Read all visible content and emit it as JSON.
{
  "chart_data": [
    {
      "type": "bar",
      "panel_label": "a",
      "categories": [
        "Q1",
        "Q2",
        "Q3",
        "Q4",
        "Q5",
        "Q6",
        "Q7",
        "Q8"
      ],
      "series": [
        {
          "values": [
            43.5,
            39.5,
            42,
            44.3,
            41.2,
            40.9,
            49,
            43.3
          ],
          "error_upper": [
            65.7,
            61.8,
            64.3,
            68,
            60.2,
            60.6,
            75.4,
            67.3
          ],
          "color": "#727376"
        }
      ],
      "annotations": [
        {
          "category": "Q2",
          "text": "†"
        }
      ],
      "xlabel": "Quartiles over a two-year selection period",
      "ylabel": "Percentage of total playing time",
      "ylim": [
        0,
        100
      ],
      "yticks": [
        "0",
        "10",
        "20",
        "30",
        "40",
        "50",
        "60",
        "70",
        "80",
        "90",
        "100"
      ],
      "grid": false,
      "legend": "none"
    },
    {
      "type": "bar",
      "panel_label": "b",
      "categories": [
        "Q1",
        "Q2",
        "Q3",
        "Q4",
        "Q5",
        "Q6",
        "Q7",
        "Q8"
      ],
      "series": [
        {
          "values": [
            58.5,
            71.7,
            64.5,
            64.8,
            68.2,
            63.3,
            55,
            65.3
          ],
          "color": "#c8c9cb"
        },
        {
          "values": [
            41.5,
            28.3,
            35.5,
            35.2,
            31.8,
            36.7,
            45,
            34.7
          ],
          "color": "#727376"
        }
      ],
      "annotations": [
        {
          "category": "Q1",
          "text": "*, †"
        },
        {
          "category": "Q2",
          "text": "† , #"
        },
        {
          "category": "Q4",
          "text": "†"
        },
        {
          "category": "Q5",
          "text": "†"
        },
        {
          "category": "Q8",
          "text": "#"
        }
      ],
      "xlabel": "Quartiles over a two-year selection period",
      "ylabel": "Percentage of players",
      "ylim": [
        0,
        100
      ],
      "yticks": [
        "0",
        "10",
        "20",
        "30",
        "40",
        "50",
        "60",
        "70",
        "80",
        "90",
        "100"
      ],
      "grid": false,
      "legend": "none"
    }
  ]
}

--

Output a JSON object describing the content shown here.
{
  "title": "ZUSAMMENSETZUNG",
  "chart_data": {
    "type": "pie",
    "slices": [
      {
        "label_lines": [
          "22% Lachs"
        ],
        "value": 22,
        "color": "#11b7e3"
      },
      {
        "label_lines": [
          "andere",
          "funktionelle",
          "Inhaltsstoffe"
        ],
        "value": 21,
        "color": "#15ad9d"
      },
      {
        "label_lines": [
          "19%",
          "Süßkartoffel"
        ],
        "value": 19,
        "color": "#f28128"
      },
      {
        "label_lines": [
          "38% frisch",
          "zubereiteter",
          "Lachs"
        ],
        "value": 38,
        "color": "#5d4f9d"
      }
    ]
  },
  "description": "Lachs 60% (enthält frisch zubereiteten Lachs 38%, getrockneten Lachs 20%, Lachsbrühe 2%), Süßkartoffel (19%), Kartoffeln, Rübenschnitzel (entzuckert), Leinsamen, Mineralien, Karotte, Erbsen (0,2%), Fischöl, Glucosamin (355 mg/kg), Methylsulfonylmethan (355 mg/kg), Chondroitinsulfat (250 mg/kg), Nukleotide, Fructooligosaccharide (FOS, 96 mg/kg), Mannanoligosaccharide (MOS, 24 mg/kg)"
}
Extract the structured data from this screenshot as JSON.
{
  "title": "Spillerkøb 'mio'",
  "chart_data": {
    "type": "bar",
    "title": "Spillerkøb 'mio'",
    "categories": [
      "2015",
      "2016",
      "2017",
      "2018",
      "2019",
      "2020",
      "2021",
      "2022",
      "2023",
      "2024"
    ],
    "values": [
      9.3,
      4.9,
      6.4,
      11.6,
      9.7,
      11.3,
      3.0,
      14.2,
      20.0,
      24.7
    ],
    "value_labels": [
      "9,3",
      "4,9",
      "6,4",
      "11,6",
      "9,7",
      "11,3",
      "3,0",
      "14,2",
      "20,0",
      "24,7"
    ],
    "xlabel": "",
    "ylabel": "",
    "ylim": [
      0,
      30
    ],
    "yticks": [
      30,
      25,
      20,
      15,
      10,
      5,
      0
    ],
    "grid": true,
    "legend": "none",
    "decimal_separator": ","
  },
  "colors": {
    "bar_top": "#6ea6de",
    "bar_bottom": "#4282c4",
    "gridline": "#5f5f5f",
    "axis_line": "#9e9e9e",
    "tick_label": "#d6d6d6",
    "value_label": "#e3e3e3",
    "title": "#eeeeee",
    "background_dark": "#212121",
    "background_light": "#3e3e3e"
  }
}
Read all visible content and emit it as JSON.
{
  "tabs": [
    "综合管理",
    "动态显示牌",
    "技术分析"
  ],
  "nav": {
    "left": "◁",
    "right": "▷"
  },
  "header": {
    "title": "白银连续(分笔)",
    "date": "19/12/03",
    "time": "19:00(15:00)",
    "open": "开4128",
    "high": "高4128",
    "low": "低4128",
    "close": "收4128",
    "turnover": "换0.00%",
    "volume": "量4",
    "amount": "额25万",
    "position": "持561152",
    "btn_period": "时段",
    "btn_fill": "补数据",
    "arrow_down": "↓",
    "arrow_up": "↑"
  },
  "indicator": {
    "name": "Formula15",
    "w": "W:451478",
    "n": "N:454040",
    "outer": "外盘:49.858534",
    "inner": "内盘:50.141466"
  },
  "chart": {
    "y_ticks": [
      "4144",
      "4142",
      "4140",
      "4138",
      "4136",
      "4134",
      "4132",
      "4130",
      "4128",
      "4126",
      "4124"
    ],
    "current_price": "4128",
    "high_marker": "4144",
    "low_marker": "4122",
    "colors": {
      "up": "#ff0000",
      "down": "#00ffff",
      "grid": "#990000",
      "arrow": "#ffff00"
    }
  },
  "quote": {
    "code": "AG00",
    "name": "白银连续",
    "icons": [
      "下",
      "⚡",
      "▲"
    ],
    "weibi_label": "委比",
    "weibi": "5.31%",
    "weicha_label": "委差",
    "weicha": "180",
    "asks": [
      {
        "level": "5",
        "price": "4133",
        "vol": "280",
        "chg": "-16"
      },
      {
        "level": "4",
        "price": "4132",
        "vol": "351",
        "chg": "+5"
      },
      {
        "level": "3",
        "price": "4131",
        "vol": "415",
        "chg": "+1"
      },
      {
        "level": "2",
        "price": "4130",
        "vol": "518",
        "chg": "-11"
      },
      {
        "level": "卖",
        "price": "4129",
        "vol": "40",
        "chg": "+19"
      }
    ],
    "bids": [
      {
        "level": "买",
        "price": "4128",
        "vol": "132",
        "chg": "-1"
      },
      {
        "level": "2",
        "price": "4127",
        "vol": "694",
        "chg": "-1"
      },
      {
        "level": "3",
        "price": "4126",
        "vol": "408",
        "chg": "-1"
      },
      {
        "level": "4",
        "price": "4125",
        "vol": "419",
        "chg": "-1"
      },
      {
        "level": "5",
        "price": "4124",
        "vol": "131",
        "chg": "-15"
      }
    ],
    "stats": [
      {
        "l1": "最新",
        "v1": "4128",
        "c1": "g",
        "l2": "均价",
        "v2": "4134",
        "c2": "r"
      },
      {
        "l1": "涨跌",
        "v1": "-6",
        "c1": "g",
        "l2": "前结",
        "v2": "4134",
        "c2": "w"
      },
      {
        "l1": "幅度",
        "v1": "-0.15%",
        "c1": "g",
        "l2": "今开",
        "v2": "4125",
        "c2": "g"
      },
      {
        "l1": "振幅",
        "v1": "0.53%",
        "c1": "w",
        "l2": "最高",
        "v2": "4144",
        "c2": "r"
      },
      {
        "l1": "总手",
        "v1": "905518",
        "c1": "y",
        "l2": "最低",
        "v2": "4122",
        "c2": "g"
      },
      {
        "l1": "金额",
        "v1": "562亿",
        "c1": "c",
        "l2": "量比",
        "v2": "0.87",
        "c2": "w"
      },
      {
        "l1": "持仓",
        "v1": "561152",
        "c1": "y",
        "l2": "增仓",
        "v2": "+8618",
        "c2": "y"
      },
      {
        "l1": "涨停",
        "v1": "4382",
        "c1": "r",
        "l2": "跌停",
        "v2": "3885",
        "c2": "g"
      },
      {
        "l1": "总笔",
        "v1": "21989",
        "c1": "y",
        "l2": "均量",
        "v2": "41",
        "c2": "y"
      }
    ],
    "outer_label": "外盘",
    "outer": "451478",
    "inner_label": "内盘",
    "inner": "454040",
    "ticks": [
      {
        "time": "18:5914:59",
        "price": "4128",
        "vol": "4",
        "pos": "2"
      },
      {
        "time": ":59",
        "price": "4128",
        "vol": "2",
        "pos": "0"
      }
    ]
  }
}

...

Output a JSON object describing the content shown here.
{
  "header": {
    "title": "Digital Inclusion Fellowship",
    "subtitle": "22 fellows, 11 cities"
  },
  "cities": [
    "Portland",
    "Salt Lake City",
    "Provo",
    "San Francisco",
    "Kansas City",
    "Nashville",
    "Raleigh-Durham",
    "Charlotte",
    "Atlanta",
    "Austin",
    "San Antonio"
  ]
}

■ **Aim of the task**
Using the entries above, return each line that includes the word "cities".

■ **Full response**
    "subtitle": "22 fellows, 11 cities"
  "cities": [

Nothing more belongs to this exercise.